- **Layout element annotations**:
:::::

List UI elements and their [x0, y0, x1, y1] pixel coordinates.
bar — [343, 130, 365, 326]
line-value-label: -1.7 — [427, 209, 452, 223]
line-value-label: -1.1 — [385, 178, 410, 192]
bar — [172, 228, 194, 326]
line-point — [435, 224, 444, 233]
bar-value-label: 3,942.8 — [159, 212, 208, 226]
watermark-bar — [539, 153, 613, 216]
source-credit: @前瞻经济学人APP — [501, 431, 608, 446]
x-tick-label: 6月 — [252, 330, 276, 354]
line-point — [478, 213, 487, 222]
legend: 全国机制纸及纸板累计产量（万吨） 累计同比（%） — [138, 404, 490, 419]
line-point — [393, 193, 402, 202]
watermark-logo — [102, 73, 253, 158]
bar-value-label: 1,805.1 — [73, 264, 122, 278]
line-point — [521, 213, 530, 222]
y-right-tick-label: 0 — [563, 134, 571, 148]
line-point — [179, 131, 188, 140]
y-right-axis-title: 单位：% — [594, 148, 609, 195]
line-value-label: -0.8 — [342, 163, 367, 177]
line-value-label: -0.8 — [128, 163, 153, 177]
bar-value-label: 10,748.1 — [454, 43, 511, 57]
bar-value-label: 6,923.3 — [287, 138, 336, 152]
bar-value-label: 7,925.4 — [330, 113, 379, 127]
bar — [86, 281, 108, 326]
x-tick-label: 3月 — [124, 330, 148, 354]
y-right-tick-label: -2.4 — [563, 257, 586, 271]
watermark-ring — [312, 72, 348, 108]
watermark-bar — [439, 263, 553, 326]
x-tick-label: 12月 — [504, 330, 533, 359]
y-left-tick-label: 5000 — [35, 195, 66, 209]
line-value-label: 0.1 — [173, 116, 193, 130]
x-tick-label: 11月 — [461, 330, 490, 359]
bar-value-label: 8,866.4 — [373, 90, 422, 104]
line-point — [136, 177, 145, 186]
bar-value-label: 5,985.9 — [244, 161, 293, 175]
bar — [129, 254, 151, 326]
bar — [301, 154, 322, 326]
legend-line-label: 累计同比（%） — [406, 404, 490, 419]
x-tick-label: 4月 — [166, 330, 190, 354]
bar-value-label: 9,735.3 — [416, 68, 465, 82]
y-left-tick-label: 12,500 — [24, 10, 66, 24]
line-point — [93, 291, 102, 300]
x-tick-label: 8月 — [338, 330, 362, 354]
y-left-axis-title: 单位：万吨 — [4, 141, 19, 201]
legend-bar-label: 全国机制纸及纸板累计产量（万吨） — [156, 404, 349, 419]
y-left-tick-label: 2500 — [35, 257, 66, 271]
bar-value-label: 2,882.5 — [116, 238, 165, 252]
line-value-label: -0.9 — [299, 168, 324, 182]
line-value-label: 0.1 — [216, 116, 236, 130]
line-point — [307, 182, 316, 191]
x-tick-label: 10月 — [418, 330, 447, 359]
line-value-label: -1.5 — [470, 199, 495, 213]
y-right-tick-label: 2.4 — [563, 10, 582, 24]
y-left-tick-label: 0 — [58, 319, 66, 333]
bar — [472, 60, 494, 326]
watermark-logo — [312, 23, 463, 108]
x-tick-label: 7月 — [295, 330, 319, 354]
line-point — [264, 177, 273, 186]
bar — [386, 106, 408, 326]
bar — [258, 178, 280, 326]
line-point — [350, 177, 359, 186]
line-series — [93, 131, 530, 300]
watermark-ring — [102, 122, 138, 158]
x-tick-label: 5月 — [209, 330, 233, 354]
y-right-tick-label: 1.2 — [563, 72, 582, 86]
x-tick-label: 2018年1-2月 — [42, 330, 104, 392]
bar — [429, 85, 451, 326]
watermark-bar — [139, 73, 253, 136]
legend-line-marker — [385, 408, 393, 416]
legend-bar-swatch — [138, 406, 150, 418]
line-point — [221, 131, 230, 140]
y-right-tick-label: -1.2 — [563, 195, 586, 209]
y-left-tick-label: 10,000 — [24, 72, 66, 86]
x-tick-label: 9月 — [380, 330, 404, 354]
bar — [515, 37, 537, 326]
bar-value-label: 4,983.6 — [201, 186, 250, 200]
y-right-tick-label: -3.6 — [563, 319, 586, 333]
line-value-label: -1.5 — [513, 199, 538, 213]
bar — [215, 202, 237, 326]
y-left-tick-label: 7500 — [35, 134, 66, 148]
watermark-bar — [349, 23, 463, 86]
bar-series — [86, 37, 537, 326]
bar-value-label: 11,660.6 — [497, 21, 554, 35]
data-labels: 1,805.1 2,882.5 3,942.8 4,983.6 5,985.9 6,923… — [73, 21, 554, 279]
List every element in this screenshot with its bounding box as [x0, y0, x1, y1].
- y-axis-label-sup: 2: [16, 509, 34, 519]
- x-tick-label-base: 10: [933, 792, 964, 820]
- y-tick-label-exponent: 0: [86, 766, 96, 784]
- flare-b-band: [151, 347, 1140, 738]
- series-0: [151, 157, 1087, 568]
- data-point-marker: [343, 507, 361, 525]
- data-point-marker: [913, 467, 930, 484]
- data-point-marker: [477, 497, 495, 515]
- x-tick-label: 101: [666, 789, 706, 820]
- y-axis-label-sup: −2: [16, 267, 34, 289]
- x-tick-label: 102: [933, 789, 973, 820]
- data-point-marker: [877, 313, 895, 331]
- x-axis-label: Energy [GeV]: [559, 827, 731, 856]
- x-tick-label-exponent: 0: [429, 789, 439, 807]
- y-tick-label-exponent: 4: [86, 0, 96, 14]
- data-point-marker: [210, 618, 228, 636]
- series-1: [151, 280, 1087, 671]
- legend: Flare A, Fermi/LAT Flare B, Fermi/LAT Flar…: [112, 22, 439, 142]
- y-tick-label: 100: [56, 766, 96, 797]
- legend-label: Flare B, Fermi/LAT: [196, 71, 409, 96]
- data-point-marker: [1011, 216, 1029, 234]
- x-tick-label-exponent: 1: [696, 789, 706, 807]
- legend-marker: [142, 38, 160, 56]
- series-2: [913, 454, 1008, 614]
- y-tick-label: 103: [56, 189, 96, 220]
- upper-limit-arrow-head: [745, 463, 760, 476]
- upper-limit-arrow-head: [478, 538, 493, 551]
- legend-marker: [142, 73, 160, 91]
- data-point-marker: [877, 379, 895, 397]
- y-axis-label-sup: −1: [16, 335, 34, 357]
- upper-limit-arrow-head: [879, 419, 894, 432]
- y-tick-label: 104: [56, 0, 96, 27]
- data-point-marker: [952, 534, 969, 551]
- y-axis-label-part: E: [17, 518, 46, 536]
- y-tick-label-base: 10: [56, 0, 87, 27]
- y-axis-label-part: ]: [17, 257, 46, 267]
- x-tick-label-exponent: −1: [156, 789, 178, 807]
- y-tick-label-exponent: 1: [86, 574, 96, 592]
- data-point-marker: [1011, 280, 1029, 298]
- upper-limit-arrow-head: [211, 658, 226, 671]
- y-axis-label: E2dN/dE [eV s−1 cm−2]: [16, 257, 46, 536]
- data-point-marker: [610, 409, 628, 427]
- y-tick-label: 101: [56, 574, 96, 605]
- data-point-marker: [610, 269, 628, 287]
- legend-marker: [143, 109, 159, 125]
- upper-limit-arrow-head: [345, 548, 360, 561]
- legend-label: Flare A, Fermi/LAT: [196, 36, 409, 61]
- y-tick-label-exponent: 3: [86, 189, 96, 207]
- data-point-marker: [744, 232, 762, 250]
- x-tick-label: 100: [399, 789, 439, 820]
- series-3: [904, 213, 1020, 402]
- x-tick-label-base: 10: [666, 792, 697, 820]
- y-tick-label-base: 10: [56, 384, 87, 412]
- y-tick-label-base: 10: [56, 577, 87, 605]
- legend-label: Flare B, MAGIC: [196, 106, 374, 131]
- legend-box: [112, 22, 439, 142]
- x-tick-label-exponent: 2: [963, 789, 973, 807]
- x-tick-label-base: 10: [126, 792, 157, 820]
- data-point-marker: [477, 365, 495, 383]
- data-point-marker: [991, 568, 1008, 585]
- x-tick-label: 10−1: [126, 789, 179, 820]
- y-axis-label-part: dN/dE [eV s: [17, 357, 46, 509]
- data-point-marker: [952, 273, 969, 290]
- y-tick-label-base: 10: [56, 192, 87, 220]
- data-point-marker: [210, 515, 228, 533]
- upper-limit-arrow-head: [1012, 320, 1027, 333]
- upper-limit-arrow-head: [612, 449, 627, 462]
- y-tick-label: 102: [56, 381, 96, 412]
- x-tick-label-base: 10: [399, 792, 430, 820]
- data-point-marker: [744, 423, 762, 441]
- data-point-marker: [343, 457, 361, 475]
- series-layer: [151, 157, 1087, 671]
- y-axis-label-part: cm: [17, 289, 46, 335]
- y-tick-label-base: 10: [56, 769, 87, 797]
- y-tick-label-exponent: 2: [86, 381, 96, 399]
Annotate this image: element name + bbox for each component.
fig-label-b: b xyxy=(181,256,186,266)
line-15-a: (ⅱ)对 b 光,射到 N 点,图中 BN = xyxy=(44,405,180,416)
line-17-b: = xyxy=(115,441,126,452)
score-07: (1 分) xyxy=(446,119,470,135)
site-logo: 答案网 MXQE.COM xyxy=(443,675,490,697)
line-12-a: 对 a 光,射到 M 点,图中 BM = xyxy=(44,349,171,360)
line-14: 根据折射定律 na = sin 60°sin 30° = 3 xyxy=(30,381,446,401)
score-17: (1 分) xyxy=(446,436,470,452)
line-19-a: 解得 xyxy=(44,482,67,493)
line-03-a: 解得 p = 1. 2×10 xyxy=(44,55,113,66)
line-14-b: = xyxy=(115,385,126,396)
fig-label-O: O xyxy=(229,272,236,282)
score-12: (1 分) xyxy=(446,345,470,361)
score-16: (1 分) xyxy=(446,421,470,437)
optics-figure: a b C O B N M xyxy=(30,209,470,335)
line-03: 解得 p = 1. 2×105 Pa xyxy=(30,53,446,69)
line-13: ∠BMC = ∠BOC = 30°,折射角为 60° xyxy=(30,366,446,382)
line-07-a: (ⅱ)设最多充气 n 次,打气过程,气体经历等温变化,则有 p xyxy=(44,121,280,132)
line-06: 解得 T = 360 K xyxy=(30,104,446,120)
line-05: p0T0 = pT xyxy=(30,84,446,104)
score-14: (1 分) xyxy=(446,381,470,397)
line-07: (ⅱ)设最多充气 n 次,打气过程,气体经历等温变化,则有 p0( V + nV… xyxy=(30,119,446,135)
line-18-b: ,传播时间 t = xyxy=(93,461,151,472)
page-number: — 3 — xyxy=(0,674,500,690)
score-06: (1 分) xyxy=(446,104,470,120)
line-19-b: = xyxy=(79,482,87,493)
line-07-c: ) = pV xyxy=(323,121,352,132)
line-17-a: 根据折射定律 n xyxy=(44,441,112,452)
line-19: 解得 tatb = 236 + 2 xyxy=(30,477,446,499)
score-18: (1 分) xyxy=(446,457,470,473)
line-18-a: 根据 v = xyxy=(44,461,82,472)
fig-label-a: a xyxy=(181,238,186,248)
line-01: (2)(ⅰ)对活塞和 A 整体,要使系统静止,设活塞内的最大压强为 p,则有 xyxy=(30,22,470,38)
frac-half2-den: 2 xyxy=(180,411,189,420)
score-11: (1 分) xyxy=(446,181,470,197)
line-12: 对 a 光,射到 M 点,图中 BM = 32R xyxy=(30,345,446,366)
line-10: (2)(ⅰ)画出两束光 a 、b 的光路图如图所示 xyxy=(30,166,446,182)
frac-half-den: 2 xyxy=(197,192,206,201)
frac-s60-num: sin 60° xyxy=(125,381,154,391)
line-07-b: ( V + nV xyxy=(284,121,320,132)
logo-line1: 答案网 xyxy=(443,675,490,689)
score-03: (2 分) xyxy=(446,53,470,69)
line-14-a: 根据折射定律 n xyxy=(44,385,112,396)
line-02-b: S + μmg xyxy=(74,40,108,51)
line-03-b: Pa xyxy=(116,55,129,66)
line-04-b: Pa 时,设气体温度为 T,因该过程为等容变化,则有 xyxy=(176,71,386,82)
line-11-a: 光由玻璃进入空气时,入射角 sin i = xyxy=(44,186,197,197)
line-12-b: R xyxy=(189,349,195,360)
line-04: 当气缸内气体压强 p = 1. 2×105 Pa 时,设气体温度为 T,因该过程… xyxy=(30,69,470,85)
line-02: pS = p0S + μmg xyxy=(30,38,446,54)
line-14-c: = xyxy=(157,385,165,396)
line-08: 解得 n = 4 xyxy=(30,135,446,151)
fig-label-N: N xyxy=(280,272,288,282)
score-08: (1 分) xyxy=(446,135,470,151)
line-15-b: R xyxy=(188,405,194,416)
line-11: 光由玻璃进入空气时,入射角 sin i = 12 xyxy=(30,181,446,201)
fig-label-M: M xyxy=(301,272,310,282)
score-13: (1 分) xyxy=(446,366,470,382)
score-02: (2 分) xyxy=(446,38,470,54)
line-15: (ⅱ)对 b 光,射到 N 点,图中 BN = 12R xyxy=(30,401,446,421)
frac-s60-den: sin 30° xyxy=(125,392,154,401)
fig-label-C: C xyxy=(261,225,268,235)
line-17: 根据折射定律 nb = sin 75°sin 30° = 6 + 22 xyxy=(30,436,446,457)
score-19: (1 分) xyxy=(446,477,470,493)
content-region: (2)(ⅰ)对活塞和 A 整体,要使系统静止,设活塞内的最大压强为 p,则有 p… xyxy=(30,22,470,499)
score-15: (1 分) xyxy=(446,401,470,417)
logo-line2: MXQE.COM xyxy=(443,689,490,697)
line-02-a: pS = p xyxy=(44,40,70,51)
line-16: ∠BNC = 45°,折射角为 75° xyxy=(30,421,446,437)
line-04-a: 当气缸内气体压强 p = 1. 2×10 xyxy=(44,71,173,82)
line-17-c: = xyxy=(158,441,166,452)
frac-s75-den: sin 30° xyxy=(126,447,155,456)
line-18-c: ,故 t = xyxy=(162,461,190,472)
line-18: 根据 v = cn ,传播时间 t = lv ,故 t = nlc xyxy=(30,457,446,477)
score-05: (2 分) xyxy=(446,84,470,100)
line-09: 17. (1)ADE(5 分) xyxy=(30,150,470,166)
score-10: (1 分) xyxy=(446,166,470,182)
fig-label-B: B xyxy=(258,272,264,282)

:::::

- **EXERCISE DESCRIPTION**:
Copy out the items verbatim, from the first line of the items through the line that contains "line-point — [478, 213, 487, 222]", including both of those lines.

- **COMPLETE OUTPUT**:
List UI elements and their [x0, y0, x1, y1] pixel coordinates.
bar — [343, 130, 365, 326]
line-value-label: -1.7 — [427, 209, 452, 223]
line-value-label: -1.1 — [385, 178, 410, 192]
bar — [172, 228, 194, 326]
line-point — [435, 224, 444, 233]
bar-value-label: 3,942.8 — [159, 212, 208, 226]
watermark-bar — [539, 153, 613, 216]
source-credit: @前瞻经济学人APP — [501, 431, 608, 446]
x-tick-label: 6月 — [252, 330, 276, 354]
line-point — [478, 213, 487, 222]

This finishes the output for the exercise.